┌──

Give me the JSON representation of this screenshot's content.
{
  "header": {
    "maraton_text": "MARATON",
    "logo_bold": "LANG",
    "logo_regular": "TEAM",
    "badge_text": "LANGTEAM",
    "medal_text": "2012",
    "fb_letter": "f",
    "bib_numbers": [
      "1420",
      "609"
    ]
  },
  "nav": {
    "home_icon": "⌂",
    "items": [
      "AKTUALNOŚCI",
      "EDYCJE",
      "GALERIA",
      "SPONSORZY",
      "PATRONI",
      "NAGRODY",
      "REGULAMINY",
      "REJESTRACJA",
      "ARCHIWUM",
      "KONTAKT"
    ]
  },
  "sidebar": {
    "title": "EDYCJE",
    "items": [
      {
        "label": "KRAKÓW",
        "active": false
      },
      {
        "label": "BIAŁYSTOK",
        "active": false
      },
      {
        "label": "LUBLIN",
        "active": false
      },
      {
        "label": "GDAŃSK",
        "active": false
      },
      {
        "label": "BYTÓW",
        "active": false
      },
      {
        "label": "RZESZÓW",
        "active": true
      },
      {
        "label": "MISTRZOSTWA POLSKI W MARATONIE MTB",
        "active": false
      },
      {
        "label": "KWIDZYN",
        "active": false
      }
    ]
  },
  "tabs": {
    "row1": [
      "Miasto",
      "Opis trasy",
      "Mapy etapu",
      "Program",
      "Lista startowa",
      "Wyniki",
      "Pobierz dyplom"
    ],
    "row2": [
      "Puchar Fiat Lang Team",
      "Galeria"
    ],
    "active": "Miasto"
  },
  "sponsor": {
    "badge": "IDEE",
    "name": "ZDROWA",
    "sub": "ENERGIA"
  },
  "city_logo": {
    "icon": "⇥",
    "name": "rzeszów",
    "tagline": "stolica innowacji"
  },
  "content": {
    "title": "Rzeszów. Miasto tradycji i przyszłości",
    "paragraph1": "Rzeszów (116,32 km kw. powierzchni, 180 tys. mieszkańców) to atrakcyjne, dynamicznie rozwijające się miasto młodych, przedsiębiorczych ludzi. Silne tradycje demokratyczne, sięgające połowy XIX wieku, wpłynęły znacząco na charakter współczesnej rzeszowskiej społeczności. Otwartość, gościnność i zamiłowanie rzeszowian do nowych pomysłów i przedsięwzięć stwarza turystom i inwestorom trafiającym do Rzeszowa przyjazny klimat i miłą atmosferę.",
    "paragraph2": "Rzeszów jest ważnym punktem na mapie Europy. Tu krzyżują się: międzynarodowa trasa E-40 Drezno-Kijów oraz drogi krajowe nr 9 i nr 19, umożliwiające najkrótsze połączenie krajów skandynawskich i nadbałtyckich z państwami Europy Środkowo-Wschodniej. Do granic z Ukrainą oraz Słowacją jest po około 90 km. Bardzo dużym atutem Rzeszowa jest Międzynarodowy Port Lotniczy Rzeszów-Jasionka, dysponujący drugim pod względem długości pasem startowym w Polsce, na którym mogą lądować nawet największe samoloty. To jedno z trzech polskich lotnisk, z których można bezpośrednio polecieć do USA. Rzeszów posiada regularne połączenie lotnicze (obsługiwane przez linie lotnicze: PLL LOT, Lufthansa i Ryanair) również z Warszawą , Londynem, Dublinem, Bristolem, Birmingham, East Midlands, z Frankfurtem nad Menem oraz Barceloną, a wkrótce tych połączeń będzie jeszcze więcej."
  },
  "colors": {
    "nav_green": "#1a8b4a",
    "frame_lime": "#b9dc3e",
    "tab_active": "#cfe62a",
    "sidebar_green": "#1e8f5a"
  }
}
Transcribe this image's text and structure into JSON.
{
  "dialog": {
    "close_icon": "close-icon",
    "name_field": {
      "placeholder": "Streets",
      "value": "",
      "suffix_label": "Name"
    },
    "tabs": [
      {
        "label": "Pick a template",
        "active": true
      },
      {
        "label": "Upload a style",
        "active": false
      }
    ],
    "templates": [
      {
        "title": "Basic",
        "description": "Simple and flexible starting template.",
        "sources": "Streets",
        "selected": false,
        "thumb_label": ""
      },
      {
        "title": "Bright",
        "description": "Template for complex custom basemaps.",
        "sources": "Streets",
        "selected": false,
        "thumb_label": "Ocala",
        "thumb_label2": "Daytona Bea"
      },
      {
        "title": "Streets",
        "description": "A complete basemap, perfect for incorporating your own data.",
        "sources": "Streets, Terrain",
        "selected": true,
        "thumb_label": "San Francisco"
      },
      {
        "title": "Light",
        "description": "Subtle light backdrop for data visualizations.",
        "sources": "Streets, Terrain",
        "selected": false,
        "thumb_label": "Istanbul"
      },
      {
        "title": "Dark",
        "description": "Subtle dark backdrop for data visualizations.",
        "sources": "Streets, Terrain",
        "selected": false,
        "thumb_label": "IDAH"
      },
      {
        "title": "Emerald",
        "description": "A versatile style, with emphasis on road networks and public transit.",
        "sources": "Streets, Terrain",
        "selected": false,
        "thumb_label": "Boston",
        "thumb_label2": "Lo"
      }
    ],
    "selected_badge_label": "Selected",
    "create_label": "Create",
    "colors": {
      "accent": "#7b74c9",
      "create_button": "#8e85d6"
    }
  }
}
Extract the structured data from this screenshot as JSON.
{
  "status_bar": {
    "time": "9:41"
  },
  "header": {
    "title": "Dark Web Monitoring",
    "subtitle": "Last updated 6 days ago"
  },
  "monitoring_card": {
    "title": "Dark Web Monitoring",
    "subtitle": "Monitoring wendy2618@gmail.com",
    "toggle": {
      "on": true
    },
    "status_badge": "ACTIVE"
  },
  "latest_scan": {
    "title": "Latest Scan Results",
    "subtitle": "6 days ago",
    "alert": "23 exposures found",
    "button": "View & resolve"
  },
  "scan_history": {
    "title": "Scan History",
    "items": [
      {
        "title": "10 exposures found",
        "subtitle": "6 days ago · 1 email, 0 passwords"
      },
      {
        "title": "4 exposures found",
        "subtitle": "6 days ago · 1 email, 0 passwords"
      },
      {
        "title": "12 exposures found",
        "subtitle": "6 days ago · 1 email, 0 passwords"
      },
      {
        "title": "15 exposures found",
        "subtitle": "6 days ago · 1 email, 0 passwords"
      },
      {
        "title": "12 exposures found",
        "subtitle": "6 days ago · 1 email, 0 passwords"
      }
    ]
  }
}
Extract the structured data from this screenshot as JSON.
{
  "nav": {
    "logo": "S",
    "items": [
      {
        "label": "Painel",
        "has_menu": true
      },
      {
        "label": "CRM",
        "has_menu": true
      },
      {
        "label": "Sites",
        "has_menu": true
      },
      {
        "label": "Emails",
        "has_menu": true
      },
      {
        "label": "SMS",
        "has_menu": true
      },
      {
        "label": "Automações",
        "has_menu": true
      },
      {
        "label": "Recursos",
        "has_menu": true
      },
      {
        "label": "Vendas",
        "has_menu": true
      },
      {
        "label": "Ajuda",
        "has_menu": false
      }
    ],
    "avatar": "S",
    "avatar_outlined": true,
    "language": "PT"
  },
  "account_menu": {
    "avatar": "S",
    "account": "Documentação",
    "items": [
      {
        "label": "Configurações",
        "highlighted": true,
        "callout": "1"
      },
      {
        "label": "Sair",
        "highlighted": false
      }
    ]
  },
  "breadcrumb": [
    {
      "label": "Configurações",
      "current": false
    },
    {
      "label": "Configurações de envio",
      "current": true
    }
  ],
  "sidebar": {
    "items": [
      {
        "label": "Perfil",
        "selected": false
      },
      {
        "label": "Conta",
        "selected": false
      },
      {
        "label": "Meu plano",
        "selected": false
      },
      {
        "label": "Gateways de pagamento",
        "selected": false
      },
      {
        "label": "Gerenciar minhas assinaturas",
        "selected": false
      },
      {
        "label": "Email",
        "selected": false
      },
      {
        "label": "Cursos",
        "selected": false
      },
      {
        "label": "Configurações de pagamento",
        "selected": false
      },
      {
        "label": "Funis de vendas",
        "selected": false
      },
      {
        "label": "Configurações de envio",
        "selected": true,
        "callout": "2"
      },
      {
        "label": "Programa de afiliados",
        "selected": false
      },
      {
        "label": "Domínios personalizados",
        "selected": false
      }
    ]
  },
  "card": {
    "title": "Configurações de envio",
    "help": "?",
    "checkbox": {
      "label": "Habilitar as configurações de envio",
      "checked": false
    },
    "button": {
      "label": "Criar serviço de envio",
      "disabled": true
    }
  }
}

└──

__WHAT TO PRODUCE__. State, as a number only, how many lines in the entries include "JSON".

__COMPLETE OUTPUT__. 4